# Start of PROVIDED ENTRIES

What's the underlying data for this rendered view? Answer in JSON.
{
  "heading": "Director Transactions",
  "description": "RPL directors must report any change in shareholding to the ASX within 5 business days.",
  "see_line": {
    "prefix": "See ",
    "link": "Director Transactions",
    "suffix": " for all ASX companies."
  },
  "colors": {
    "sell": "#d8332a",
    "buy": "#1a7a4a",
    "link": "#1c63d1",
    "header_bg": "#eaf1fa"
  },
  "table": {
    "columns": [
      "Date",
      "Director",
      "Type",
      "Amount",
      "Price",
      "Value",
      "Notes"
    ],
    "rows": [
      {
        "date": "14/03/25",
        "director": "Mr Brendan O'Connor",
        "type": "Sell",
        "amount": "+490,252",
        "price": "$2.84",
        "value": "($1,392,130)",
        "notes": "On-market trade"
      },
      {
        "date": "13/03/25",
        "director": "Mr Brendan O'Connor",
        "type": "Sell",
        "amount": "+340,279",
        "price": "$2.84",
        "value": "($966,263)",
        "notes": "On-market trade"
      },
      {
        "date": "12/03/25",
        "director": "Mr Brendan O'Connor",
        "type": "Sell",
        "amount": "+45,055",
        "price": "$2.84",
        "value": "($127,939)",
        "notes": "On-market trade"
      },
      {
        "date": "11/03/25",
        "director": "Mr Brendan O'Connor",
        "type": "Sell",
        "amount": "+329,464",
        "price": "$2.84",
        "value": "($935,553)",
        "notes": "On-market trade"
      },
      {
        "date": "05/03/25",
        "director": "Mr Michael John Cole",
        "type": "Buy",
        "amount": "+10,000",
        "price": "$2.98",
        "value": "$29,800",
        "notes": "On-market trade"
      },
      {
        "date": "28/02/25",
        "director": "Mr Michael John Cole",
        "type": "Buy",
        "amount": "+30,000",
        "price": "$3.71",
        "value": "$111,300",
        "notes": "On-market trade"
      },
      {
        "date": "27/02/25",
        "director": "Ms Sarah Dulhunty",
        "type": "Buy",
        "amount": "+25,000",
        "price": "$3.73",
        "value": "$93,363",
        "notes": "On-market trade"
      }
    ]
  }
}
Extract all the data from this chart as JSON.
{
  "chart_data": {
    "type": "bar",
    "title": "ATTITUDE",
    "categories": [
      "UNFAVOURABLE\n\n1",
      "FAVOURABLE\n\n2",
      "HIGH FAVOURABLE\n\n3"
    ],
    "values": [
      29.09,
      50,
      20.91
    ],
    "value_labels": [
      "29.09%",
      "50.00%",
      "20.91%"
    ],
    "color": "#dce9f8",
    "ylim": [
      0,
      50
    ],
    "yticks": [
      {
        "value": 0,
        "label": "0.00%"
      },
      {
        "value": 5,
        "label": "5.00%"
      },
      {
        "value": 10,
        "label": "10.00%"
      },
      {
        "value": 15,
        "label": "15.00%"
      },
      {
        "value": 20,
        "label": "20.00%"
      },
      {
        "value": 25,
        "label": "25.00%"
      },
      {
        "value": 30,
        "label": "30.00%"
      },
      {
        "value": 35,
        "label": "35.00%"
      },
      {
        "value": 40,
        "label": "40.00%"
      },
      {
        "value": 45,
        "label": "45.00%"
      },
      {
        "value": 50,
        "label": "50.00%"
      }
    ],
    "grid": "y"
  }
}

# End of PROVIDED ENTRIES

The lines above form a set of records; determine how many of them contain the string "this" and give that number alone.

2